— Start RECORDS FOR PROCESSING —

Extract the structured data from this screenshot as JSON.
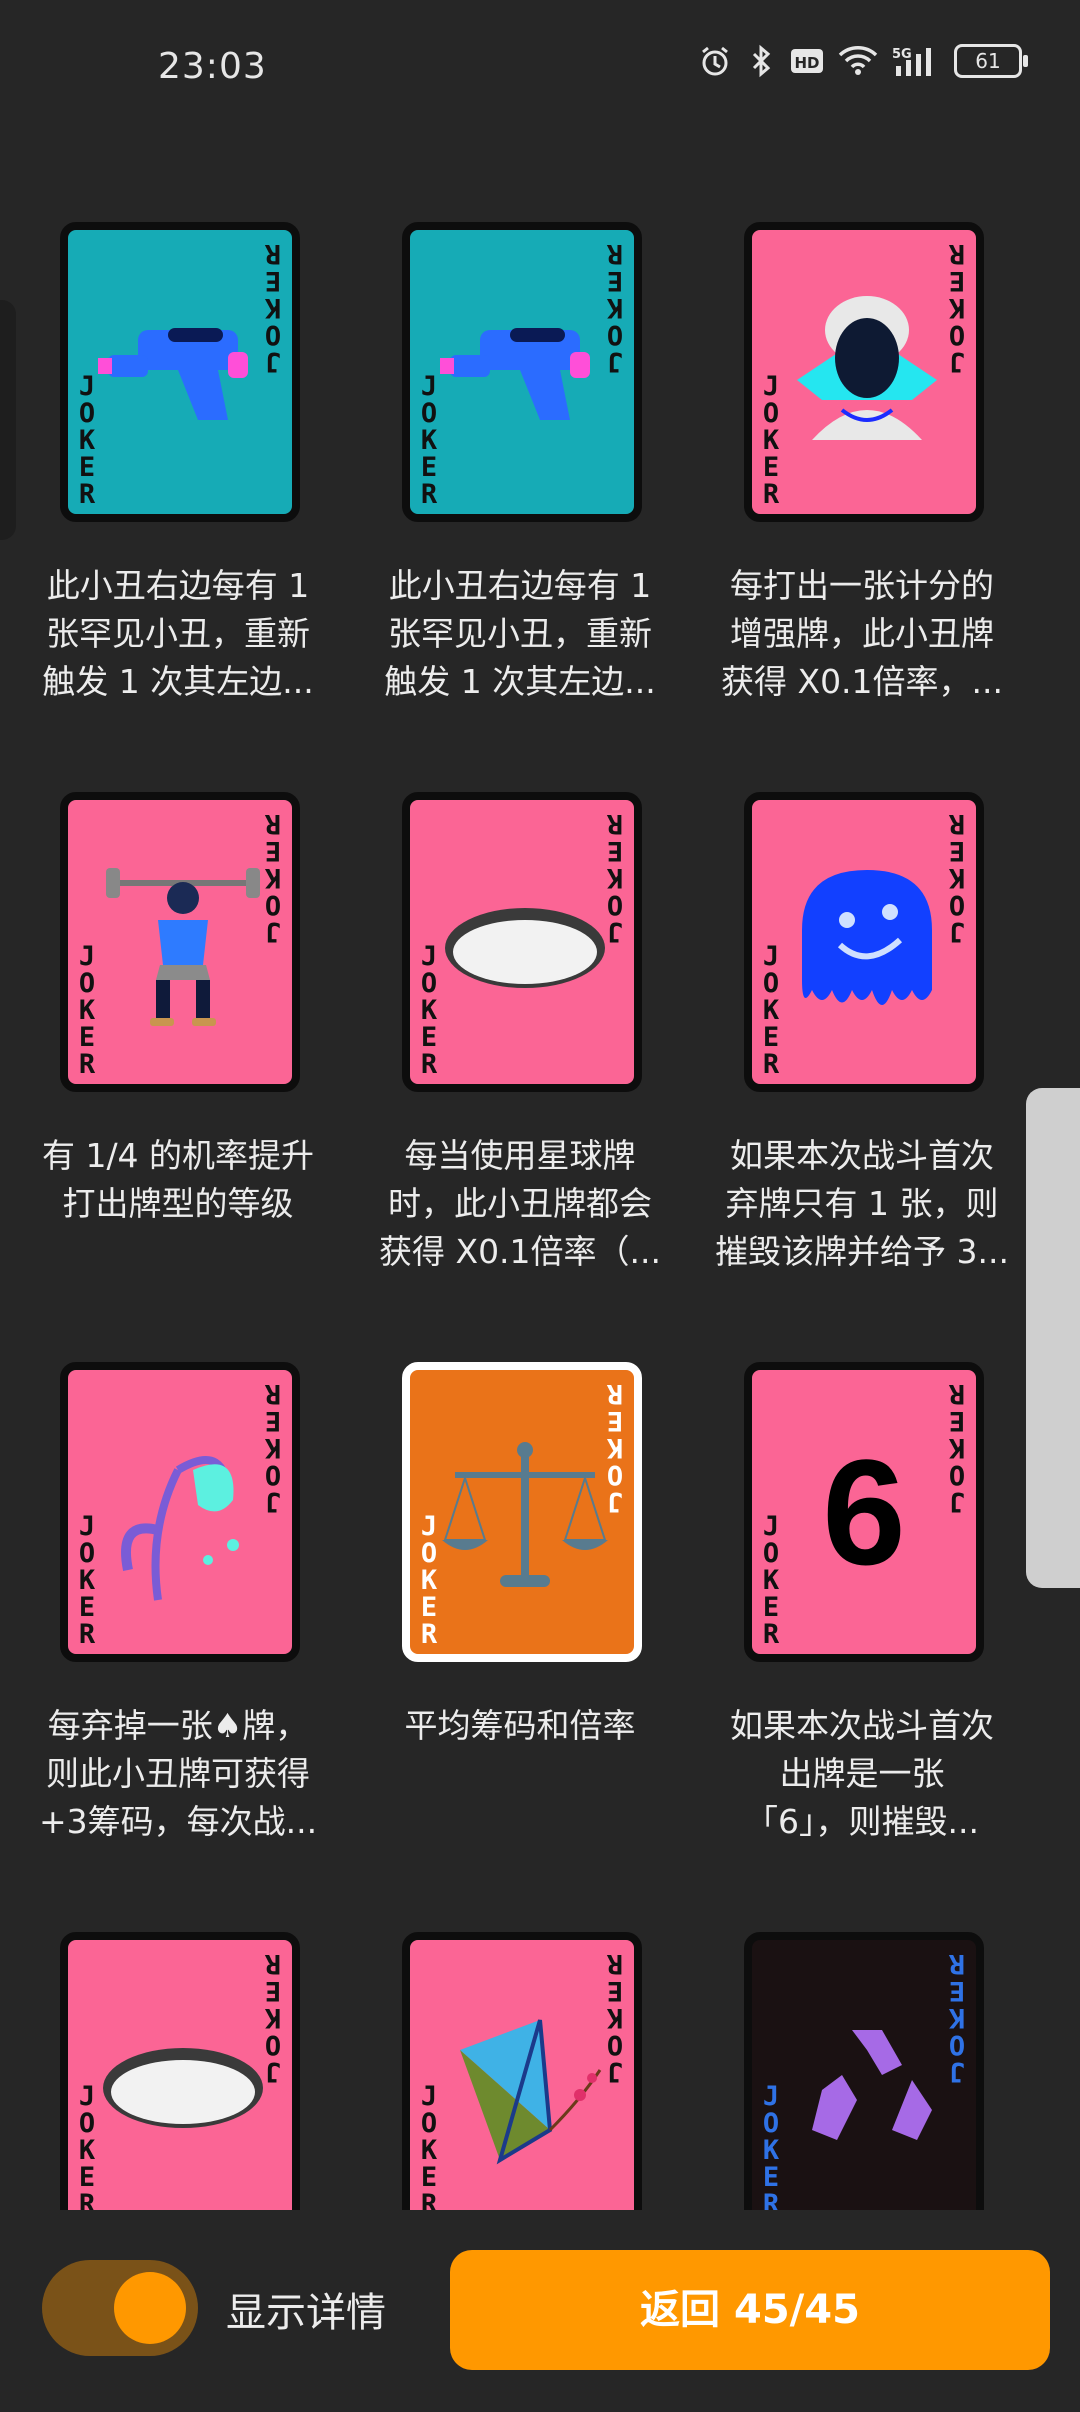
{
  "status_bar": {
    "time": "23:03",
    "battery": "61"
  },
  "cards": [
    {
      "desc": "此小丑右边每有 1\n张罕见小丑，重新\n触发 1 次其左边..."
    },
    {
      "desc": "此小丑右边每有 1\n张罕见小丑，重新\n触发 1 次其左边..."
    },
    {
      "desc": "每打出一张计分的\n增强牌，此小丑牌\n获得 X0.1倍率，..."
    },
    {
      "desc": "有 1/4 的机率提升\n打出牌型的等级"
    },
    {
      "desc": "每当使用星球牌\n时，此小丑牌都会\n获得 X0.1倍率（..."
    },
    {
      "desc": "如果本次战斗首次\n弃牌只有 1 张，则\n摧毁该牌并给予 3..."
    },
    {
      "desc": "每弃掉一张♠牌，\n则此小丑牌可获得\n+3筹码，每次战..."
    },
    {
      "desc": "平均筹码和倍率"
    },
    {
      "desc": "如果本次战斗首次\n出牌是一张\n「6」，则摧毁..."
    },
    {
      "desc": ""
    },
    {
      "desc": ""
    },
    {
      "desc": ""
    }
  ],
  "card_face": {
    "joker": "JOKER",
    "six": "6"
  },
  "footer": {
    "toggle_label": "显示详情",
    "return_label": "返回 45/45"
  },
  "colors": {
    "accent": "#ff9800",
    "teal": "#16abb6",
    "pink": "#fb6595",
    "orange_card": "#ea7319",
    "background": "#262626"
  }
}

— End RECORDS FOR PROCESSING —

#### EXERCISE
Scan the material above. Extract every line in which the word "desc" occurs.

#### RESPONSE
      "desc": "此小丑右边每有 1\n张罕见小丑，重新\n触发 1 次其左边..."
      "desc": "此小丑右边每有 1\n张罕见小丑，重新\n触发 1 次其左边..."
      "desc": "每打出一张计分的\n增强牌，此小丑牌\n获得 X0.1倍率，..."
      "desc": "有 1/4 的机率提升\n打出牌型的等级"
      "desc": "每当使用星球牌\n时，此小丑牌都会\n获得 X0.1倍率（..."
      "desc": "如果本次战斗首次\n弃牌只有 1 张，则\n摧毁该牌并给予 3..."
      "desc": "每弃掉一张♠牌，\n则此小丑牌可获得\n+3筹码，每次战..."
      "desc": "平均筹码和倍率"
      "desc": "如果本次战斗首次\n出牌是一张\n「6」，则摧毁..."
      "desc": ""
      "desc": ""
      "desc": ""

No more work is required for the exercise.